• _Figure contents as structured data_
--- --- ---
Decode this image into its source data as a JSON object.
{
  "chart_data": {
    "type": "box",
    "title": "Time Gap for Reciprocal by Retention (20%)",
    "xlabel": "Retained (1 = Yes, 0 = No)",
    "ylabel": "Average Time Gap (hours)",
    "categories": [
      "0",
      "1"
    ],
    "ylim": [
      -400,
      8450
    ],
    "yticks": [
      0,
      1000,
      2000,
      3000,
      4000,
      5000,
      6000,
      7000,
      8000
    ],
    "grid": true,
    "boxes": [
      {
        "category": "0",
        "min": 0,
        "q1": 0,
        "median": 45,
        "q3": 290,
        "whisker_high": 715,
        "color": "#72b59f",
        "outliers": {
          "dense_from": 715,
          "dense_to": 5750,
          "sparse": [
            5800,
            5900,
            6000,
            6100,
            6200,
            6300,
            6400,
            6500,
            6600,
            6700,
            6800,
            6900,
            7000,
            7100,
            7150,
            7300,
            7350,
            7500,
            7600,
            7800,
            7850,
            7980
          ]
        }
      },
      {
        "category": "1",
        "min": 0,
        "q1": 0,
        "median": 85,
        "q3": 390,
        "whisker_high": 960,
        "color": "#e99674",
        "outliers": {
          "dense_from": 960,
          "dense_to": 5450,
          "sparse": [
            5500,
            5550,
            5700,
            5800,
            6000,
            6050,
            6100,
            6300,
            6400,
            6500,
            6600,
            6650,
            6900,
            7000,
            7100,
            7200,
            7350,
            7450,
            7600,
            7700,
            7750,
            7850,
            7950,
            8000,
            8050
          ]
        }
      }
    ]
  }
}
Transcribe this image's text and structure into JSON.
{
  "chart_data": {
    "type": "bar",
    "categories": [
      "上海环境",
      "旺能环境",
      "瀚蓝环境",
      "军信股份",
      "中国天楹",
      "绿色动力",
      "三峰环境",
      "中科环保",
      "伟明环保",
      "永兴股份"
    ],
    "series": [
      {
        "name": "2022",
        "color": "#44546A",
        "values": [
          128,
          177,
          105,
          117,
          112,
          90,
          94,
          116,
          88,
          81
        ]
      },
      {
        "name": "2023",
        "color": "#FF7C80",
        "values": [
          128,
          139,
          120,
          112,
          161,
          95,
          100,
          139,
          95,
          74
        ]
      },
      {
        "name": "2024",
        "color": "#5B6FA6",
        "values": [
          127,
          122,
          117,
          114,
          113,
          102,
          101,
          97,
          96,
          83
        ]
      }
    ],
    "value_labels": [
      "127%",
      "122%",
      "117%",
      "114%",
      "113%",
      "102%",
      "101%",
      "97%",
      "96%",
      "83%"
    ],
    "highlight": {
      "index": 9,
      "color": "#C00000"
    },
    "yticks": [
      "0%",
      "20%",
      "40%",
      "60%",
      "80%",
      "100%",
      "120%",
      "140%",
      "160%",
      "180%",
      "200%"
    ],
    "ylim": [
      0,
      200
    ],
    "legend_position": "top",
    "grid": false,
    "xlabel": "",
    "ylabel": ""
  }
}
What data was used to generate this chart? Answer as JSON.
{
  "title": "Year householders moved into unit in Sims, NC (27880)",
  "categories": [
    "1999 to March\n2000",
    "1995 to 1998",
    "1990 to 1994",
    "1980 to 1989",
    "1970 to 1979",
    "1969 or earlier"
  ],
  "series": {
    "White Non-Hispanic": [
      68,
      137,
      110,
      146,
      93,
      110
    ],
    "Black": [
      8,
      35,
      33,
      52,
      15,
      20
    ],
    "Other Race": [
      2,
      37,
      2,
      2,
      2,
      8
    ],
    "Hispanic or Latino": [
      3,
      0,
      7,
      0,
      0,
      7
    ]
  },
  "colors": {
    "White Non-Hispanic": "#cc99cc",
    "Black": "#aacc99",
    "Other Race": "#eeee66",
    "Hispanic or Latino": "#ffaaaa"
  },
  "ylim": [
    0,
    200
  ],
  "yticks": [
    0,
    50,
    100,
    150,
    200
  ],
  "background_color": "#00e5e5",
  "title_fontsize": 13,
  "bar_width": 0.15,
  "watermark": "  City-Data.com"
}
--- --- ---
• _What needs to be done_
Using the data above, copy each line that contains "this".

• _The answer_
Decode this image into its source data as a JSON object.
Transcribe this image's text and structure into JSON.
What data was used to generate this chart? Answer as JSON.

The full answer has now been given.